• **Instructions for the task**
Can you write out the whole listing exactly?

──────

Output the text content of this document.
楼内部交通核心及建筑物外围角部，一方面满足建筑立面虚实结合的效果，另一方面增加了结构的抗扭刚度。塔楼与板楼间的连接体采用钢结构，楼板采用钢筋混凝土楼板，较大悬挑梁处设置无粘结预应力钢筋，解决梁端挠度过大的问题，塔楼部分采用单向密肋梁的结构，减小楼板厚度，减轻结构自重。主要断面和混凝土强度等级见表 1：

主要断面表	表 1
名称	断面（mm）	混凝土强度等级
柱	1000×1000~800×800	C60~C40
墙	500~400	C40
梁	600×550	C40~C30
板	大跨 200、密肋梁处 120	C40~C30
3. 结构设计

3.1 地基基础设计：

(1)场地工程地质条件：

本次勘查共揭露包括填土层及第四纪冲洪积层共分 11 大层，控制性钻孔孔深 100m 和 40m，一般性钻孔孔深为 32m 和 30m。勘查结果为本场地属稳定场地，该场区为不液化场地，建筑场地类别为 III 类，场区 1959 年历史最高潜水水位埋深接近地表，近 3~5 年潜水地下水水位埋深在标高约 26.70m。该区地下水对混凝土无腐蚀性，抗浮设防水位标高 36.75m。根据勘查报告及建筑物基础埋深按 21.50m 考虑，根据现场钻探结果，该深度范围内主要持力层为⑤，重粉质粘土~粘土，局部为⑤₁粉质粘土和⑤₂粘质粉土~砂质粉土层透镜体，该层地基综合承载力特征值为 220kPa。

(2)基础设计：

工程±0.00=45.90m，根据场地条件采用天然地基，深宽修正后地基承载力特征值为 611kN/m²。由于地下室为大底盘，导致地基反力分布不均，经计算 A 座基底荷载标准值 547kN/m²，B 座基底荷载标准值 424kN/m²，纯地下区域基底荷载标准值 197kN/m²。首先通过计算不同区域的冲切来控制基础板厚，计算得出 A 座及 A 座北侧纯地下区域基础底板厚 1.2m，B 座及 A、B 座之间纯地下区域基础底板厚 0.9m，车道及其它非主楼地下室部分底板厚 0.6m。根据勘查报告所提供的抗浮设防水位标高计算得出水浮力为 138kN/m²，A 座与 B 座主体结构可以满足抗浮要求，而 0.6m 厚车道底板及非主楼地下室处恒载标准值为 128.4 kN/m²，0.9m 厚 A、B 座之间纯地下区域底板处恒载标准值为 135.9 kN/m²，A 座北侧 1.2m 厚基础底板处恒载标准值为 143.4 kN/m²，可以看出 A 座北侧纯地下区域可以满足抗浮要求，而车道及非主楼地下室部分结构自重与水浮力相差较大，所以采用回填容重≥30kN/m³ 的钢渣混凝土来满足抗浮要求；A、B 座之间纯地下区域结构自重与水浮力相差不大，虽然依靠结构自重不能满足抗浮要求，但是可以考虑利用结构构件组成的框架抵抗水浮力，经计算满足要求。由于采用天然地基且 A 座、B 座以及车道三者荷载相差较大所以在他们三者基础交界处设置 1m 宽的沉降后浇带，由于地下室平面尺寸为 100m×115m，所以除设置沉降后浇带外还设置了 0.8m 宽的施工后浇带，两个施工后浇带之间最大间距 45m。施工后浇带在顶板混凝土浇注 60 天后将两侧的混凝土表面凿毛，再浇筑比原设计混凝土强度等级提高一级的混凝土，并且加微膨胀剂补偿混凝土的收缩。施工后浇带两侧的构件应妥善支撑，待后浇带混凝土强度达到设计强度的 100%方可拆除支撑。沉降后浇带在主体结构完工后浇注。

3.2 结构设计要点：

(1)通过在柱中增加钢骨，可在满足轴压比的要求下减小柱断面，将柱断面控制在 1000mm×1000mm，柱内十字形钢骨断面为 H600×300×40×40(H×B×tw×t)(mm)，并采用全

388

──────

• **Result**
Output the text content of this document.
楼内部交通核心及建筑物外围角部，一方面满足建筑立面虚实结合的效果，另一方面增加了结构的抗扭刚度。塔楼与板楼间的连接体采用钢结构，楼板采用钢筋混凝土楼板，较大悬挑梁处设置无粘结预应力钢筋，解决梁端挠度过大的问题，塔楼部分采用单向密肋梁的结构，减小楼板厚度，减轻结构自重。主要断面和混凝土强度等级见表 1：

主要断面表	表 1
名称	断面（mm）	混凝土强度等级
柱	1000×1000~800×800	C60~C40
墙	500~400	C40
梁	600×550	C40~C30
板	大跨 200、密肋梁处 120	C40~C30
3. 结构设计

3.1 地基基础设计：

(1)场地工程地质条件：

本次勘查共揭露包括填土层及第四纪冲洪积层共分 11 大层，控制性钻孔孔深 100m 和 40m，一般性钻孔孔深为 32m 和 30m。勘查结果为本场地属稳定场地，该场区为不液化场地，建筑场地类别为 III 类，场区 1959 年历史最高潜水水位埋深接近地表，近 3~5 年潜水地下水水位埋深在标高约 26.70m。该区地下水对混凝土无腐蚀性，抗浮设防水位标高 36.75m。根据勘查报告及建筑物基础埋深按 21.50m 考虑，根据现场钻探结果，该深度范围内主要持力层为⑤，重粉质粘土~粘土，局部为⑤₁粉质粘土和⑤₂粘质粉土~砂质粉土层透镜体，该层地基综合承载力特征值为 220kPa。

(2)基础设计：

工程±0.00=45.90m，根据场地条件采用天然地基，深宽修正后地基承载力特征值为 611kN/m²。由于地下室为大底盘，导致地基反力分布不均，经计算 A 座基底荷载标准值 547kN/m²，B 座基底荷载标准值 424kN/m²，纯地下区域基底荷载标准值 197kN/m²。首先通过计算不同区域的冲切来控制基础板厚，计算得出 A 座及 A 座北侧纯地下区域基础底板厚 1.2m，B 座及 A、B 座之间纯地下区域基础底板厚 0.9m，车道及其它非主楼地下室部分底板厚 0.6m。根据勘查报告所提供的抗浮设防水位标高计算得出水浮力为 138kN/m²，A 座与 B 座主体结构可以满足抗浮要求，而 0.6m 厚车道底板及非主楼地下室处恒载标准值为 128.4 kN/m²，0.9m 厚 A、B 座之间纯地下区域底板处恒载标准值为 135.9 kN/m²，A 座北侧 1.2m 厚基础底板处恒载标准值为 143.4 kN/m²，可以看出 A 座北侧纯地下区域可以满足抗浮要求，而车道及非主楼地下室部分结构自重与水浮力相差较大，所以采用回填容重≥30kN/m³ 的钢渣混凝土来满足抗浮要求；A、B 座之间纯地下区域结构自重与水浮力相差不大，虽然依靠结构自重不能满足抗浮要求，但是可以考虑利用结构构件组成的框架抵抗水浮力，经计算满足要求。由于采用天然地基且 A 座、B 座以及车道三者荷载相差较大所以在他们三者基础交界处设置 1m 宽的沉降后浇带，由于地下室平面尺寸为 100m×115m，所以除设置沉降后浇带外还设置了 0.8m 宽的施工后浇带，两个施工后浇带之间最大间距 45m。施工后浇带在顶板混凝土浇注 60 天后将两侧的混凝土表面凿毛，再浇筑比原设计混凝土强度等级提高一级的混凝土，并且加微膨胀剂补偿混凝土的收缩。施工后浇带两侧的构件应妥善支撑，待后浇带混凝土强度达到设计强度的 100%方可拆除支撑。沉降后浇带在主体结构完工后浇注。

3.2 结构设计要点：

(1)通过在柱中增加钢骨，可在满足轴压比的要求下减小柱断面，将柱断面控制在 1000mm×1000mm，柱内十字形钢骨断面为 H600×300×40×40(H×B×tw×t)(mm)，并采用全

388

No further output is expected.